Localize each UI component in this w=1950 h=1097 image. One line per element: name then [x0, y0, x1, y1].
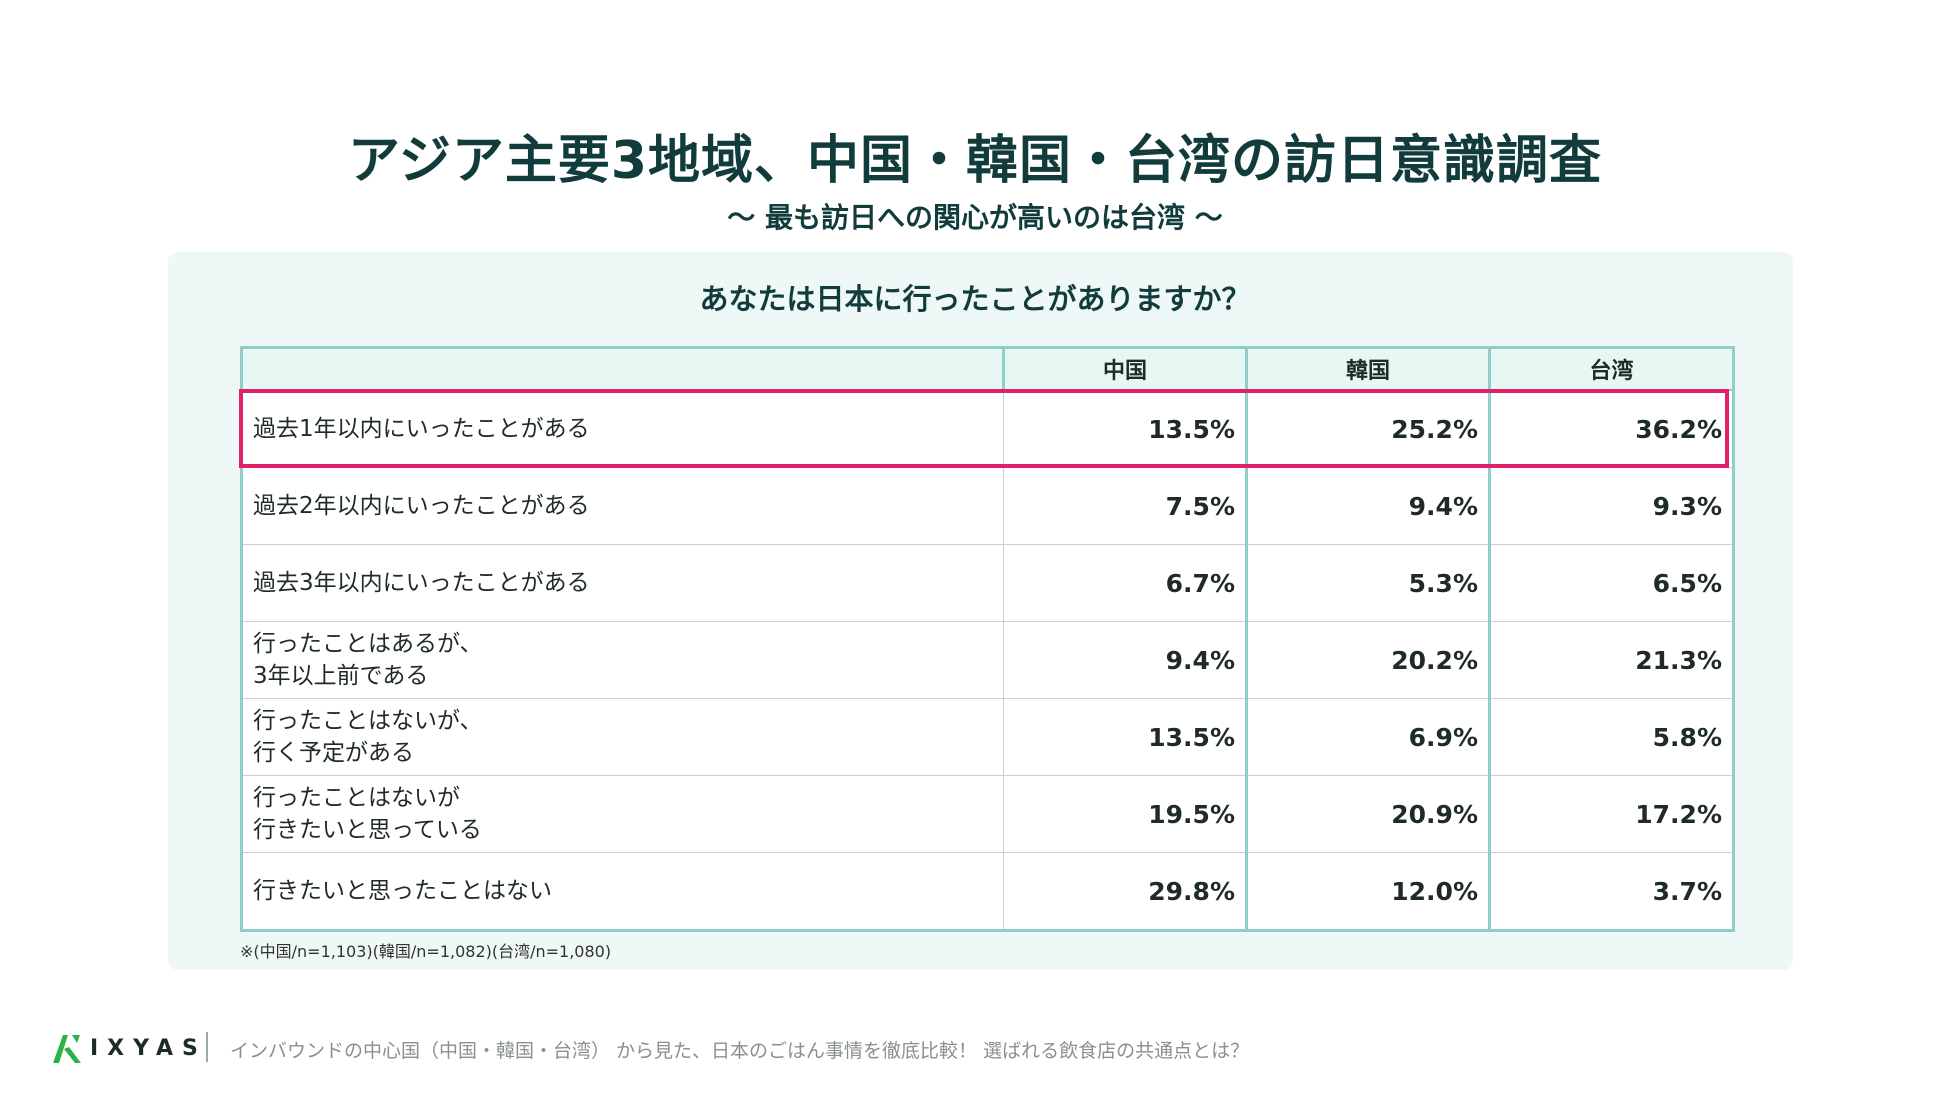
table-row: 行ったことはないが、 行く予定がある 13.5% 6.9% 5.8% [241, 698, 1734, 776]
value-china: 13.5% [1003, 389, 1247, 468]
ixyas-logo: IXYAS [50, 1030, 207, 1066]
table-row: 過去3年以内にいったことがある 6.7% 5.3% 6.5% [241, 544, 1734, 622]
row-label-line: 行きたいと思ったことはない [253, 878, 552, 904]
value-korea: 6.9% [1245, 698, 1490, 776]
row-label-line: 過去2年以内にいったことがある [253, 493, 590, 519]
value-korea: 9.4% [1245, 467, 1490, 545]
row-label-line: 行きたいと思っている [253, 817, 482, 843]
table-row: 行ったことはないが 行きたいと思っている 19.5% 20.9% 17.2% [241, 775, 1734, 853]
row-label-line: 行ったことはないが、 [253, 708, 483, 734]
survey-table: 中国 韓国 台湾 過去1年以内にいったことがある 13.5% 25.2% 36.… [240, 346, 1735, 932]
table-row: 行きたいと思ったことはない 29.8% 12.0% 3.7% [241, 852, 1734, 931]
column-header-korea: 韓国 [1245, 347, 1490, 391]
value-china: 9.4% [1003, 621, 1247, 699]
value-china: 7.5% [1003, 467, 1247, 545]
page-subtitle: 〜 最も訪日への関心が高いのは台湾 〜 [727, 201, 1223, 234]
table-row: 過去1年以内にいったことがある 13.5% 25.2% 36.2% [241, 389, 1734, 468]
value-korea: 20.2% [1245, 621, 1490, 699]
row-label-line: 行ったことはあるが、 [253, 631, 483, 657]
row-label-line: 行く予定がある [253, 740, 414, 766]
table-row: 過去2年以内にいったことがある 7.5% 9.4% 9.3% [241, 467, 1734, 545]
row-label: 過去1年以内にいったことがある [241, 389, 1004, 468]
row-label-line: 行ったことはないが [253, 785, 460, 811]
column-header-taiwan: 台湾 [1488, 347, 1734, 391]
value-china: 19.5% [1003, 775, 1247, 853]
table-header-row: 中国 韓国 台湾 [241, 347, 1734, 391]
logo-text: IXYAS [90, 1035, 207, 1061]
row-label: 行ったことはないが、 行く予定がある [241, 698, 1004, 776]
table-row: 行ったことはあるが、 3年以上前である 9.4% 20.2% 21.3% [241, 621, 1734, 699]
value-taiwan: 5.8% [1488, 698, 1734, 776]
row-label: 行きたいと思ったことはない [241, 852, 1004, 931]
value-taiwan: 6.5% [1488, 544, 1734, 622]
footer-divider [206, 1032, 208, 1062]
row-label: 行ったことはあるが、 3年以上前である [241, 621, 1004, 699]
row-label: 行ったことはないが 行きたいと思っている [241, 775, 1004, 853]
ixyas-logo-icon [53, 1035, 81, 1063]
value-taiwan: 3.7% [1488, 852, 1734, 931]
value-korea: 25.2% [1245, 389, 1490, 468]
value-korea: 12.0% [1245, 852, 1490, 931]
value-china: 6.7% [1003, 544, 1247, 622]
value-china: 29.8% [1003, 852, 1247, 931]
row-label-line: 過去1年以内にいったことがある [253, 416, 590, 442]
value-taiwan: 36.2% [1488, 389, 1734, 468]
header-blank-cell [241, 347, 1004, 391]
value-korea: 20.9% [1245, 775, 1490, 853]
value-taiwan: 21.3% [1488, 621, 1734, 699]
footer-caption: インバウンドの中心国（中国・韓国・台湾） から見た、日本のごはん事情を徹底比較！… [230, 1040, 1250, 1062]
value-taiwan: 17.2% [1488, 775, 1734, 853]
row-label: 過去3年以内にいったことがある [241, 544, 1004, 622]
sample-size-note: ※(中国/n=1,103)(韓国/n=1,082)(台湾/n=1,080) [240, 942, 612, 961]
value-korea: 5.3% [1245, 544, 1490, 622]
value-taiwan: 9.3% [1488, 467, 1734, 545]
page-title: アジア主要3地域、中国・韓国・台湾の訪日意識調査 [347, 131, 1603, 191]
row-label: 過去2年以内にいったことがある [241, 467, 1004, 545]
row-label-line: 過去3年以内にいったことがある [253, 570, 590, 596]
row-label-line: 3年以上前である [253, 663, 429, 689]
value-china: 13.5% [1003, 698, 1247, 776]
survey-question: あなたは日本に行ったことがありますか？ [699, 282, 1251, 316]
column-header-china: 中国 [1002, 347, 1247, 391]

_Do this_: Retype all of the data above line for line and without any changes, but leave the picture out.

_Reply_:
Localize each UI component in this w=1950 h=1097 image. One line per element: name then [x0, y0, x1, y1].
table-row: 行ったことはないが、 行く予定がある 13.5% 6.9% 5.8% [241, 698, 1734, 776]
value-china: 13.5% [1003, 389, 1247, 468]
ixyas-logo: IXYAS [50, 1030, 207, 1066]
table-row: 過去3年以内にいったことがある 6.7% 5.3% 6.5% [241, 544, 1734, 622]
row-label-line: 行きたいと思ったことはない [253, 878, 552, 904]
value-korea: 6.9% [1245, 698, 1490, 776]
row-label-line: 過去2年以内にいったことがある [253, 493, 590, 519]
value-korea: 9.4% [1245, 467, 1490, 545]
row-label-line: 行きたいと思っている [253, 817, 482, 843]
table-row: 行ったことはないが 行きたいと思っている 19.5% 20.9% 17.2% [241, 775, 1734, 853]
row-label-line: 行ったことはないが、 [253, 708, 483, 734]
survey-table: 中国 韓国 台湾 過去1年以内にいったことがある 13.5% 25.2% 36.… [240, 346, 1735, 932]
table-row: 行きたいと思ったことはない 29.8% 12.0% 3.7% [241, 852, 1734, 931]
column-header-korea: 韓国 [1245, 347, 1490, 391]
value-china: 9.4% [1003, 621, 1247, 699]
value-china: 7.5% [1003, 467, 1247, 545]
page-subtitle: 〜 最も訪日への関心が高いのは台湾 〜 [727, 201, 1223, 234]
table-row: 過去1年以内にいったことがある 13.5% 25.2% 36.2% [241, 389, 1734, 468]
value-korea: 20.2% [1245, 621, 1490, 699]
row-label-line: 行ったことはあるが、 [253, 631, 483, 657]
row-label-line: 行く予定がある [253, 740, 414, 766]
table-row: 過去2年以内にいったことがある 7.5% 9.4% 9.3% [241, 467, 1734, 545]
row-label: 過去1年以内にいったことがある [241, 389, 1004, 468]
row-label-line: 行ったことはないが [253, 785, 460, 811]
column-header-taiwan: 台湾 [1488, 347, 1734, 391]
value-china: 19.5% [1003, 775, 1247, 853]
table-header-row: 中国 韓国 台湾 [241, 347, 1734, 391]
logo-text: IXYAS [90, 1035, 207, 1061]
row-label: 行ったことはないが、 行く予定がある [241, 698, 1004, 776]
table-row: 行ったことはあるが、 3年以上前である 9.4% 20.2% 21.3% [241, 621, 1734, 699]
value-taiwan: 5.8% [1488, 698, 1734, 776]
row-label: 行きたいと思ったことはない [241, 852, 1004, 931]
value-taiwan: 6.5% [1488, 544, 1734, 622]
footer-divider [206, 1032, 208, 1062]
row-label: 行ったことはあるが、 3年以上前である [241, 621, 1004, 699]
row-label: 行ったことはないが 行きたいと思っている [241, 775, 1004, 853]
ixyas-logo-icon [53, 1035, 81, 1063]
value-taiwan: 3.7% [1488, 852, 1734, 931]
value-korea: 25.2% [1245, 389, 1490, 468]
value-korea: 12.0% [1245, 852, 1490, 931]
value-china: 6.7% [1003, 544, 1247, 622]
value-china: 29.8% [1003, 852, 1247, 931]
row-label-line: 過去1年以内にいったことがある [253, 416, 590, 442]
value-taiwan: 36.2% [1488, 389, 1734, 468]
header-blank-cell [241, 347, 1004, 391]
value-korea: 20.9% [1245, 775, 1490, 853]
value-taiwan: 21.3% [1488, 621, 1734, 699]
footer-caption: インバウンドの中心国（中国・韓国・台湾） から見た、日本のごはん事情を徹底比較！… [230, 1040, 1250, 1062]
value-taiwan: 17.2% [1488, 775, 1734, 853]
row-label: 過去3年以内にいったことがある [241, 544, 1004, 622]
sample-size-note: ※(中国/n=1,103)(韓国/n=1,082)(台湾/n=1,080) [240, 942, 612, 961]
value-korea: 5.3% [1245, 544, 1490, 622]
value-taiwan: 9.3% [1488, 467, 1734, 545]
page-title: アジア主要3地域、中国・韓国・台湾の訪日意識調査 [347, 131, 1603, 191]
row-label: 過去2年以内にいったことがある [241, 467, 1004, 545]
row-label-line: 過去3年以内にいったことがある [253, 570, 590, 596]
row-label-line: 3年以上前である [253, 663, 429, 689]
value-china: 13.5% [1003, 698, 1247, 776]
survey-question: あなたは日本に行ったことがありますか？ [699, 282, 1251, 316]
column-header-china: 中国 [1002, 347, 1247, 391]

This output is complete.